- What is asked -
Word for word, set down the records and skip each picture.

- Entries -

________________

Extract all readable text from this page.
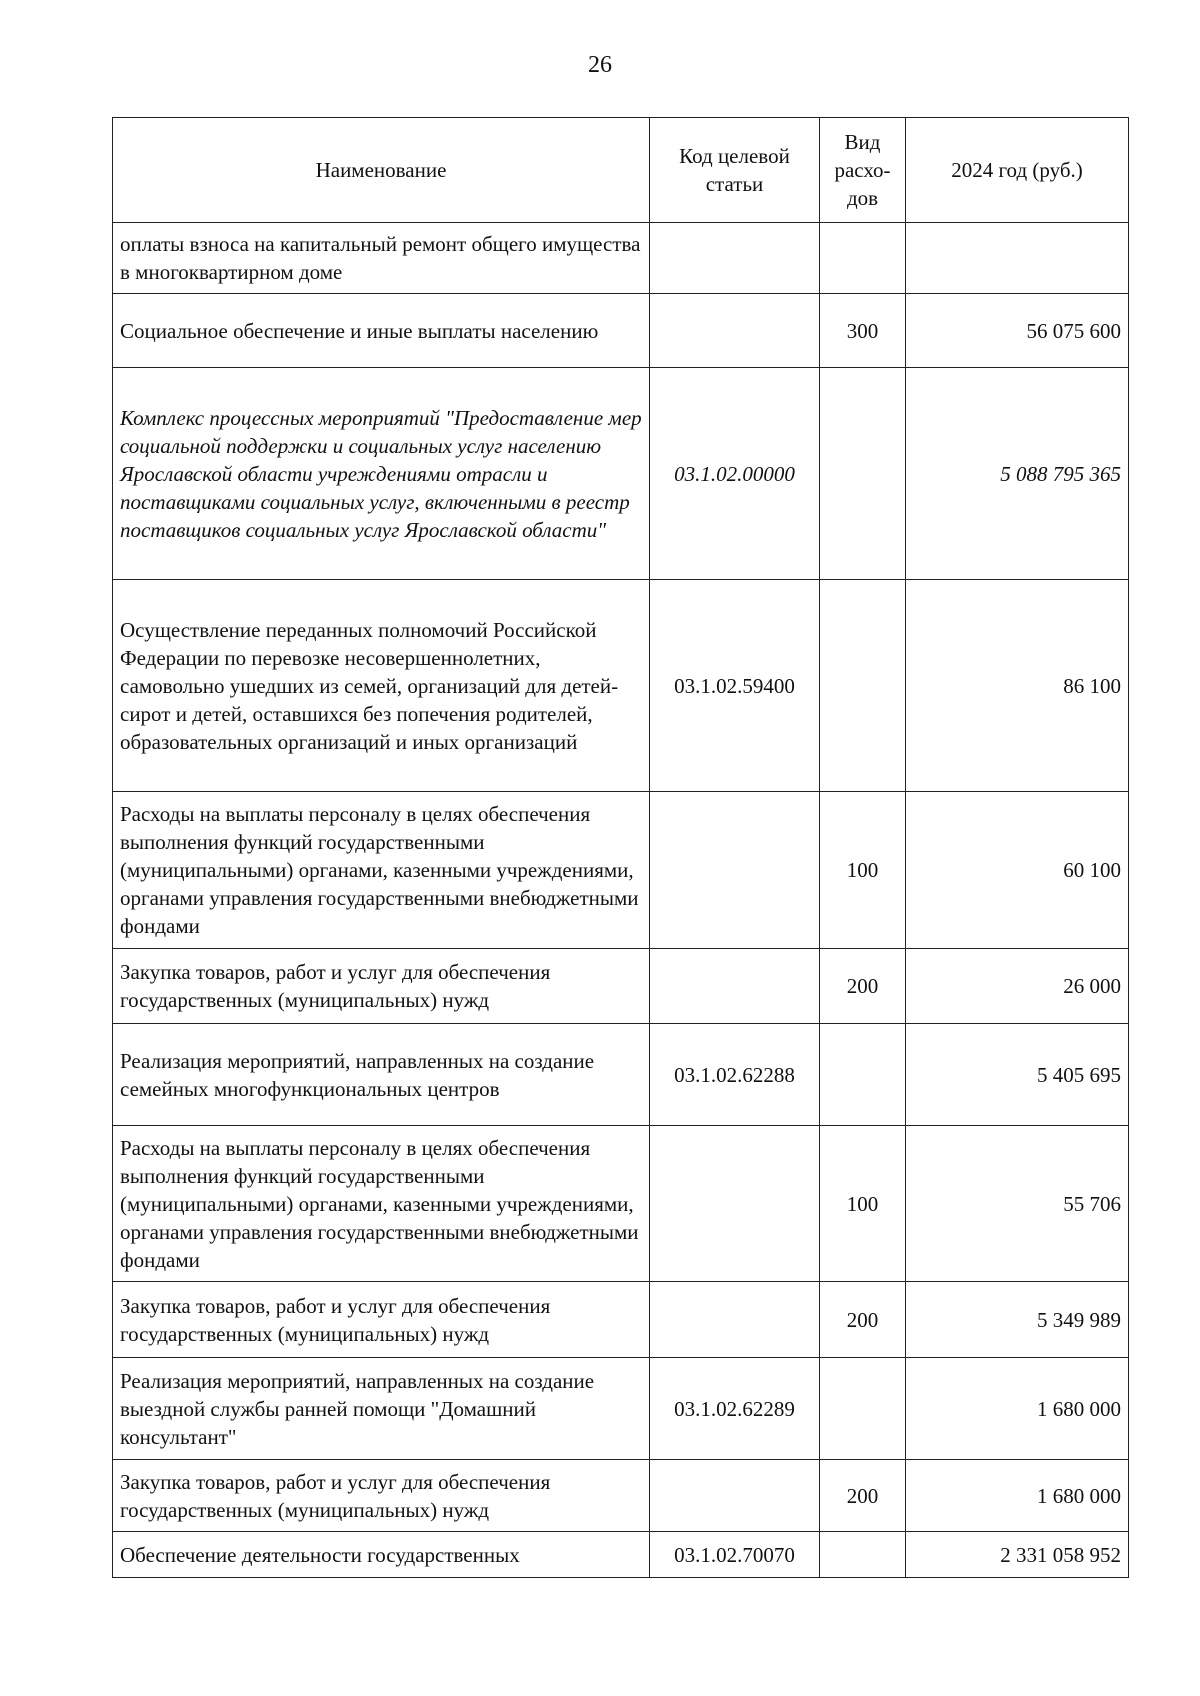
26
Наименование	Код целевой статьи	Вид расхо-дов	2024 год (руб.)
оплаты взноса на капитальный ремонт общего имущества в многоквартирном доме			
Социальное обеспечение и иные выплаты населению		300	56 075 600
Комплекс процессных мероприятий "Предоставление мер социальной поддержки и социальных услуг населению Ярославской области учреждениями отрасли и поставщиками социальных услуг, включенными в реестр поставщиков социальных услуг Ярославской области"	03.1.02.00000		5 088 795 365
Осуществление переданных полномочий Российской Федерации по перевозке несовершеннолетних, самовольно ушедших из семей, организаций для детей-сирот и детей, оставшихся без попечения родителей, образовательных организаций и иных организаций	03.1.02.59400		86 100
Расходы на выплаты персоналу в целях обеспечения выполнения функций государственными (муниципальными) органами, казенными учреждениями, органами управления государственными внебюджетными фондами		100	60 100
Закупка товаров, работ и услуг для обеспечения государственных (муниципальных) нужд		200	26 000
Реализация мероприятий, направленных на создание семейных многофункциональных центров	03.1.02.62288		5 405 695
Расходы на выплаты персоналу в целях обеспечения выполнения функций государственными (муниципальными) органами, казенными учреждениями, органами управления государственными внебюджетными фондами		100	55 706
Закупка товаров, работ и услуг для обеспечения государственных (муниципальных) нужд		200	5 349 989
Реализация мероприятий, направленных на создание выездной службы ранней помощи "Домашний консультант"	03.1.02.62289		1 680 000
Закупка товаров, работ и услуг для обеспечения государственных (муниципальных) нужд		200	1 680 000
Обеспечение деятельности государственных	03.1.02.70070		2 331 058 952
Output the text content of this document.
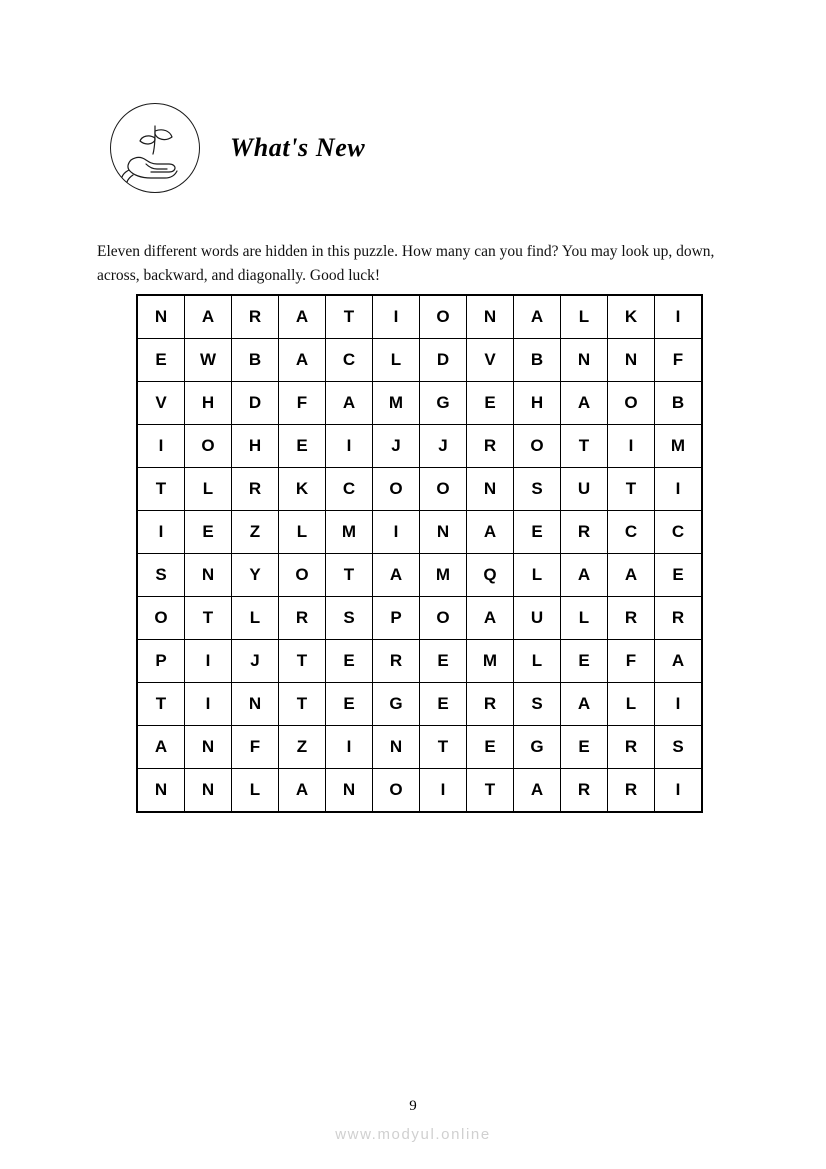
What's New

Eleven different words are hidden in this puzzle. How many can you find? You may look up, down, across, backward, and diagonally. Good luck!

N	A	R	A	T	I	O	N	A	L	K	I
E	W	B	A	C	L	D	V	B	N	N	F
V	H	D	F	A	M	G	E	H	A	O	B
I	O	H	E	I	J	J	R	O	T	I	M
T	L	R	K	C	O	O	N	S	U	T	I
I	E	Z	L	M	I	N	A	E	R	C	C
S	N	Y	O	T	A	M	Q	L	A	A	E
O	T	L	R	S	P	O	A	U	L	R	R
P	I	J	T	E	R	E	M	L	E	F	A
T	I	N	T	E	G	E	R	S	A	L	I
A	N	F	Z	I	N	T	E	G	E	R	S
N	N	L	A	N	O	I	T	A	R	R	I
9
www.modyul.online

________________

- Reply -
Extract all readable text from this page.
26
Наименование	Код целевой статьи	Вид расхо-дов	2024 год (руб.)
оплаты взноса на капитальный ремонт общего имущества в многоквартирном доме			
Социальное обеспечение и иные выплаты населению		300	56 075 600
Комплекс процессных мероприятий "Предоставление мер социальной поддержки и социальных услуг населению Ярославской области учреждениями отрасли и поставщиками социальных услуг, включенными в реестр поставщиков социальных услуг Ярославской области"	03.1.02.00000		5 088 795 365
Осуществление переданных полномочий Российской Федерации по перевозке несовершеннолетних, самовольно ушедших из семей, организаций для детей-сирот и детей, оставшихся без попечения родителей, образовательных организаций и иных организаций	03.1.02.59400		86 100
Расходы на выплаты персоналу в целях обеспечения выполнения функций государственными (муниципальными) органами, казенными учреждениями, органами управления государственными внебюджетными фондами		100	60 100
Закупка товаров, работ и услуг для обеспечения государственных (муниципальных) нужд		200	26 000
Реализация мероприятий, направленных на создание семейных многофункциональных центров	03.1.02.62288		5 405 695
Расходы на выплаты персоналу в целях обеспечения выполнения функций государственными (муниципальными) органами, казенными учреждениями, органами управления государственными внебюджетными фондами		100	55 706
Закупка товаров, работ и услуг для обеспечения государственных (муниципальных) нужд		200	5 349 989
Реализация мероприятий, направленных на создание выездной службы ранней помощи "Домашний консультант"	03.1.02.62289		1 680 000
Закупка товаров, работ и услуг для обеспечения государственных (муниципальных) нужд		200	1 680 000
Обеспечение деятельности государственных	03.1.02.70070		2 331 058 952
Output the text content of this document.
What's New

Eleven different words are hidden in this puzzle. How many can you find? You may look up, down, across, backward, and diagonally. Good luck!

N	A	R	A	T	I	O	N	A	L	K	I
E	W	B	A	C	L	D	V	B	N	N	F
V	H	D	F	A	M	G	E	H	A	O	B
I	O	H	E	I	J	J	R	O	T	I	M
T	L	R	K	C	O	O	N	S	U	T	I
I	E	Z	L	M	I	N	A	E	R	C	C
S	N	Y	O	T	A	M	Q	L	A	A	E
O	T	L	R	S	P	O	A	U	L	R	R
P	I	J	T	E	R	E	M	L	E	F	A
T	I	N	T	E	G	E	R	S	A	L	I
A	N	F	Z	I	N	T	E	G	E	R	S
N	N	L	A	N	O	I	T	A	R	R	I
9
www.modyul.online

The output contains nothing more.